--- BEGIN INPUT MATERIAL ---

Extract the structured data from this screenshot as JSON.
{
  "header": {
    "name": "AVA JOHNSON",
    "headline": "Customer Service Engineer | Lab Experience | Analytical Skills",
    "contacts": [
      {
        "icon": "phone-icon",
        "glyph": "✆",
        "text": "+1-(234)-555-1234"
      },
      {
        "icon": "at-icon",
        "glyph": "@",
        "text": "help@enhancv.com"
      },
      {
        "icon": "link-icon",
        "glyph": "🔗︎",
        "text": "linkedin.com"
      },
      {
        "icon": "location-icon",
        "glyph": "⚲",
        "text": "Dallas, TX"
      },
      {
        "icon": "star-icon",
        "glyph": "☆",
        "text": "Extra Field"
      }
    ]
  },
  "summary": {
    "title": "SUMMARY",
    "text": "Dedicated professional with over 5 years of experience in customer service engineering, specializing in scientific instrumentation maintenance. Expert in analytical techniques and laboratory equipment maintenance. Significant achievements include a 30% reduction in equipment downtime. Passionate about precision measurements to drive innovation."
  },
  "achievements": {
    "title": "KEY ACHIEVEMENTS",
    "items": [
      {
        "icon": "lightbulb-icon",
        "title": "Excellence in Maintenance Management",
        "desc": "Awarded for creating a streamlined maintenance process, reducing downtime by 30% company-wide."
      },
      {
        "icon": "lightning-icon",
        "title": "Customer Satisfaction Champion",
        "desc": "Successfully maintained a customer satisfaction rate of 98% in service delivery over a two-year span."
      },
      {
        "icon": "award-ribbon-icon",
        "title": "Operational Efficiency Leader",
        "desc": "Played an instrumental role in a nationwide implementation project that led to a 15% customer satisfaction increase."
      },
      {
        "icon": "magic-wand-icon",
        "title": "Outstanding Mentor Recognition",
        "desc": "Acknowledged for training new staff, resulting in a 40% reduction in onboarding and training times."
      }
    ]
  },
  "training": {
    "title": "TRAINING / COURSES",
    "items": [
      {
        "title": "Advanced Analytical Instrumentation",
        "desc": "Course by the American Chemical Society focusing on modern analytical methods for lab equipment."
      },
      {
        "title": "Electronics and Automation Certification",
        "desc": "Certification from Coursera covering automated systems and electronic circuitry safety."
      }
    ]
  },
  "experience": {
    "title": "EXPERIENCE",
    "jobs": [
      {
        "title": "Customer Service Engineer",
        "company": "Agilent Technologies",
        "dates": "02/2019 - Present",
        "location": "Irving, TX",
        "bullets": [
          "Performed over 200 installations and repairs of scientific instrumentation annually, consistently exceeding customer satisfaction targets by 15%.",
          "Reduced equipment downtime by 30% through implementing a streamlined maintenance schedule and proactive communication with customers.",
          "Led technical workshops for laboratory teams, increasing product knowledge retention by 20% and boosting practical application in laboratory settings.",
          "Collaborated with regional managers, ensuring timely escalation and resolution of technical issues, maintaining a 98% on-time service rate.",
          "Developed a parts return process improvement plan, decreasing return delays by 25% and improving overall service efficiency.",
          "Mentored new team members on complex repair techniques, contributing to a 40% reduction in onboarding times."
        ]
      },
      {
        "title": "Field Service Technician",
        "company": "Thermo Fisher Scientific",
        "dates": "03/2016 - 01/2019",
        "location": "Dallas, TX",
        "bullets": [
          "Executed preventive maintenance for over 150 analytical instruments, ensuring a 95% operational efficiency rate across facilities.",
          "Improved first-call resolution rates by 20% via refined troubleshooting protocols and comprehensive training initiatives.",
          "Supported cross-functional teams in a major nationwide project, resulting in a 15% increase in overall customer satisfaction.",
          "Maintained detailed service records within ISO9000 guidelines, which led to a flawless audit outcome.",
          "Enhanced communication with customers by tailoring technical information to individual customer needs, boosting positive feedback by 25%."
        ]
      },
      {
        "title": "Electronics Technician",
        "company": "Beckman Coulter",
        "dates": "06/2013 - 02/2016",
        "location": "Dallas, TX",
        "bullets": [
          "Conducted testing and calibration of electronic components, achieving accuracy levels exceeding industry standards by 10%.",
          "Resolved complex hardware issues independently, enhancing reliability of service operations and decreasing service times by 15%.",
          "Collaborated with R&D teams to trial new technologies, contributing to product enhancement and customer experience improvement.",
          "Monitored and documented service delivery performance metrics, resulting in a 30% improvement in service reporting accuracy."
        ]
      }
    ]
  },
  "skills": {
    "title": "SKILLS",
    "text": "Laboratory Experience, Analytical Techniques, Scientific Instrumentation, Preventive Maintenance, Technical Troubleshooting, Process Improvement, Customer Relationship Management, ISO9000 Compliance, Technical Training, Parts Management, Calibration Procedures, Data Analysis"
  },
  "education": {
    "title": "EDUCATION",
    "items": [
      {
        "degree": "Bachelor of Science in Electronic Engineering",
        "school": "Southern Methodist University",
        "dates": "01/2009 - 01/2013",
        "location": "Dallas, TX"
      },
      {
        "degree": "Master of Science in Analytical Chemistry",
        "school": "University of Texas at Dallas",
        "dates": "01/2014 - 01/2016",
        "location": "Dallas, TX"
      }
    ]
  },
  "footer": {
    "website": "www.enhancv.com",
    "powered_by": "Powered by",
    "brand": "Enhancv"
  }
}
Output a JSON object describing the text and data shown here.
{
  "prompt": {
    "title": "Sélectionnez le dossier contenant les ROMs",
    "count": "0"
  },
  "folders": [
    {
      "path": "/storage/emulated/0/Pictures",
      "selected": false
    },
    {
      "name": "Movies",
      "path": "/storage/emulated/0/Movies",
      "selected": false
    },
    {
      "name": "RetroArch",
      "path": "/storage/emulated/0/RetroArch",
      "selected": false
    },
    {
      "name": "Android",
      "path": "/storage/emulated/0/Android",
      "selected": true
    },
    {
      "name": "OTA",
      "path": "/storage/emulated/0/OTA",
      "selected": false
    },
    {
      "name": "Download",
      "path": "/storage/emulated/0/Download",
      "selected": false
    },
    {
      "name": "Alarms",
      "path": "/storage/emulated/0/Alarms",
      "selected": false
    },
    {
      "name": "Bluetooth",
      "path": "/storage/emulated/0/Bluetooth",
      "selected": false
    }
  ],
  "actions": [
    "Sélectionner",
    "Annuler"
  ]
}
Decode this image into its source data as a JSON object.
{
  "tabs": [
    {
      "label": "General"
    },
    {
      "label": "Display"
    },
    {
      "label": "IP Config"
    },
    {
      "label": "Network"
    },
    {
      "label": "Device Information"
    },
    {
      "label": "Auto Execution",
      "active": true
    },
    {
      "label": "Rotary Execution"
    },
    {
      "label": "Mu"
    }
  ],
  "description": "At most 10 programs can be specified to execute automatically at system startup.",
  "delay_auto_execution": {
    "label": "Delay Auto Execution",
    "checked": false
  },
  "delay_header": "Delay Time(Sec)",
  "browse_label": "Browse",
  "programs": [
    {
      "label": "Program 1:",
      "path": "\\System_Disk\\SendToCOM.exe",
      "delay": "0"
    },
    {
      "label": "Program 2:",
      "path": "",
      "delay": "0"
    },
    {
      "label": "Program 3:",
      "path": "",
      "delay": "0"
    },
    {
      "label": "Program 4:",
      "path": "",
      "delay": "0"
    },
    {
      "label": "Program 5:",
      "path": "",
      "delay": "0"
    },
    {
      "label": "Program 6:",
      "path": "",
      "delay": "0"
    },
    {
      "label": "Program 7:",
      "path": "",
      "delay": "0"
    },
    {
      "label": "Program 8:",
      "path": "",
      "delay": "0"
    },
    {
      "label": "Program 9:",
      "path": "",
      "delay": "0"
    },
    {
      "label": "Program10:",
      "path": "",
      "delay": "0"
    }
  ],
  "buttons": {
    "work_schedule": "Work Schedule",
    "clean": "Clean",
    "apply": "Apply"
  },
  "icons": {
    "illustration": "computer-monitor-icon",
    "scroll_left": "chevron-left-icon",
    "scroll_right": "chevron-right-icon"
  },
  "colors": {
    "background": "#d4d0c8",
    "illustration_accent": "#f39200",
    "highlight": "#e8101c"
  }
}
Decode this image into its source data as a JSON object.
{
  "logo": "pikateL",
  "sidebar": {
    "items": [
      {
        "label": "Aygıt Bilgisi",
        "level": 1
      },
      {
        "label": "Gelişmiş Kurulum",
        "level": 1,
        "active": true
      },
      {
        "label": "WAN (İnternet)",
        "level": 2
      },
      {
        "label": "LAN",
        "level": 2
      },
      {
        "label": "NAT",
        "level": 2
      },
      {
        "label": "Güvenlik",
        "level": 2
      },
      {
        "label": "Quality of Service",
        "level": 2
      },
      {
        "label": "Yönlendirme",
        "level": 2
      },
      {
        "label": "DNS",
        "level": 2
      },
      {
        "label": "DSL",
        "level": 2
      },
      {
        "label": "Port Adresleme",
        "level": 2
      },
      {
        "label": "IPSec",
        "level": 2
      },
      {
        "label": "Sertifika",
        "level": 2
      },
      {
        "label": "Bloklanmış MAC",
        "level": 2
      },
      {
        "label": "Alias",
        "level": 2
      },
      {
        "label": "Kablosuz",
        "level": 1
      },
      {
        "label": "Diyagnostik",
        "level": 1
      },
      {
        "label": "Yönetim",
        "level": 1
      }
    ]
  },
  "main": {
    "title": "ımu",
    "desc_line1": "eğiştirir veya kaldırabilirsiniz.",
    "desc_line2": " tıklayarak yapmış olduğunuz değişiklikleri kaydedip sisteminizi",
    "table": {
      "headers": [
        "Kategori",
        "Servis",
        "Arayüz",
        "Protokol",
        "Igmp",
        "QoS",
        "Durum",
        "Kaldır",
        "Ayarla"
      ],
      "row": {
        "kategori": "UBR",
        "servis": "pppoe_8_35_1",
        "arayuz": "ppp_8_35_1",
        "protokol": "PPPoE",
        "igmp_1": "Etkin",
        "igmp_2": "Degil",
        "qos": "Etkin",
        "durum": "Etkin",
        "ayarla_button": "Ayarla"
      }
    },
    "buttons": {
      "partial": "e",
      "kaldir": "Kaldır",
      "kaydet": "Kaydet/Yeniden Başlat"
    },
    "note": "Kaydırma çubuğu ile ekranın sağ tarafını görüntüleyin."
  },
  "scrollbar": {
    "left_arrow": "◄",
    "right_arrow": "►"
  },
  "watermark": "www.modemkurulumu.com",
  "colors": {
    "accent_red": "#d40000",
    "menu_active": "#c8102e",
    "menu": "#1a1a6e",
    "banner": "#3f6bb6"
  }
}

--- END INPUT MATERIAL ---

▶ [WHAT YOU WILL DO]:
Only a number is wanted here: how many lines in the data above include the string "Science"?

▶ [COMPLETE ANSWER]:
2